**Supplied entries**
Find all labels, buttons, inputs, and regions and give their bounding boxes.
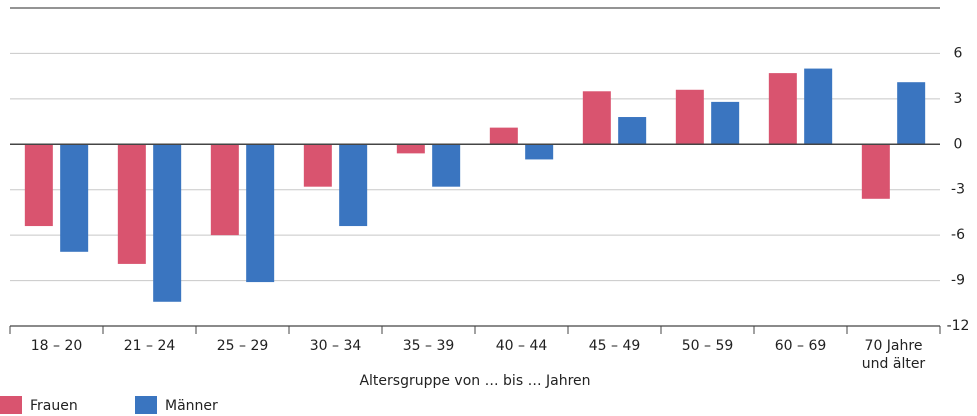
bar <box>768 73 797 145</box>
legend-swatch <box>0 396 22 414</box>
x-axis-label: Altersgruppe von … bis … Jahren <box>359 373 590 389</box>
bar <box>861 144 890 199</box>
y-tick-label: -9 <box>951 273 965 289</box>
bar <box>153 144 182 302</box>
x-tick-label: 45 – 49 <box>588 338 641 354</box>
bar <box>303 144 332 187</box>
x-tick-label: 35 – 39 <box>402 338 455 354</box>
y-tick-label: 3 <box>954 91 963 107</box>
bar <box>396 144 425 154</box>
legend-swatch <box>135 396 157 414</box>
bar <box>432 144 461 187</box>
bar <box>117 144 146 264</box>
y-tick-label: -12 <box>947 318 970 334</box>
bar <box>804 68 833 145</box>
x-tick-label: 50 – 59 <box>681 338 734 354</box>
bar <box>897 82 926 145</box>
bar <box>246 144 275 283</box>
y-tick-label: -3 <box>951 182 965 198</box>
y-tick-label: 6 <box>954 45 963 61</box>
bar <box>24 144 53 227</box>
bar <box>60 144 89 252</box>
x-tick-label: 30 – 34 <box>309 338 362 354</box>
bar <box>210 144 239 236</box>
bar <box>618 117 647 145</box>
bar <box>525 144 554 160</box>
x-tick-label: 21 – 24 <box>123 338 176 354</box>
x-tick-label: 18 – 20 <box>30 338 83 354</box>
legend-label: Männer <box>165 398 218 414</box>
bar <box>711 101 740 145</box>
bar <box>675 89 704 145</box>
x-tick-label: 70 Jahre und älter <box>861 338 926 372</box>
x-tick-label: 25 – 29 <box>216 338 269 354</box>
x-tick-label: 60 – 69 <box>774 338 827 354</box>
bar <box>339 144 368 227</box>
bar <box>582 91 611 145</box>
y-tick-label: -6 <box>951 227 965 243</box>
y-tick-label: 0 <box>954 136 963 152</box>
legend-label: Frauen <box>30 398 78 414</box>
x-tick-label: 40 – 44 <box>495 338 548 354</box>
bar <box>489 127 518 145</box>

**The exercise**
Copy every line of the record above verbatim, leaving out the picture.

**Output below**
Find all labels, buttons, inputs, and regions and give their bounding boxes.
bar <box>768 73 797 145</box>
legend-swatch <box>0 396 22 414</box>
x-axis-label: Altersgruppe von … bis … Jahren <box>359 373 590 389</box>
bar <box>861 144 890 199</box>
y-tick-label: -9 <box>951 273 965 289</box>
bar <box>153 144 182 302</box>
x-tick-label: 45 – 49 <box>588 338 641 354</box>
bar <box>303 144 332 187</box>
x-tick-label: 35 – 39 <box>402 338 455 354</box>
y-tick-label: 3 <box>954 91 963 107</box>
bar <box>396 144 425 154</box>
legend-swatch <box>135 396 157 414</box>
bar <box>432 144 461 187</box>
bar <box>117 144 146 264</box>
y-tick-label: -12 <box>947 318 970 334</box>
bar <box>804 68 833 145</box>
x-tick-label: 50 – 59 <box>681 338 734 354</box>
bar <box>897 82 926 145</box>
bar <box>246 144 275 283</box>
y-tick-label: -3 <box>951 182 965 198</box>
y-tick-label: 6 <box>954 45 963 61</box>
bar <box>24 144 53 227</box>
bar <box>60 144 89 252</box>
x-tick-label: 30 – 34 <box>309 338 362 354</box>
bar <box>210 144 239 236</box>
bar <box>618 117 647 145</box>
bar <box>525 144 554 160</box>
x-tick-label: 21 – 24 <box>123 338 176 354</box>
x-tick-label: 18 – 20 <box>30 338 83 354</box>
legend-label: Männer <box>165 398 218 414</box>
bar <box>711 101 740 145</box>
bar <box>675 89 704 145</box>
x-tick-label: 70 Jahre und älter <box>861 338 926 372</box>
x-tick-label: 25 – 29 <box>216 338 269 354</box>
x-tick-label: 60 – 69 <box>774 338 827 354</box>
bar <box>339 144 368 227</box>
bar <box>582 91 611 145</box>
y-tick-label: -6 <box>951 227 965 243</box>
y-tick-label: 0 <box>954 136 963 152</box>
legend-label: Frauen <box>30 398 78 414</box>
x-tick-label: 40 – 44 <box>495 338 548 354</box>
bar <box>489 127 518 145</box>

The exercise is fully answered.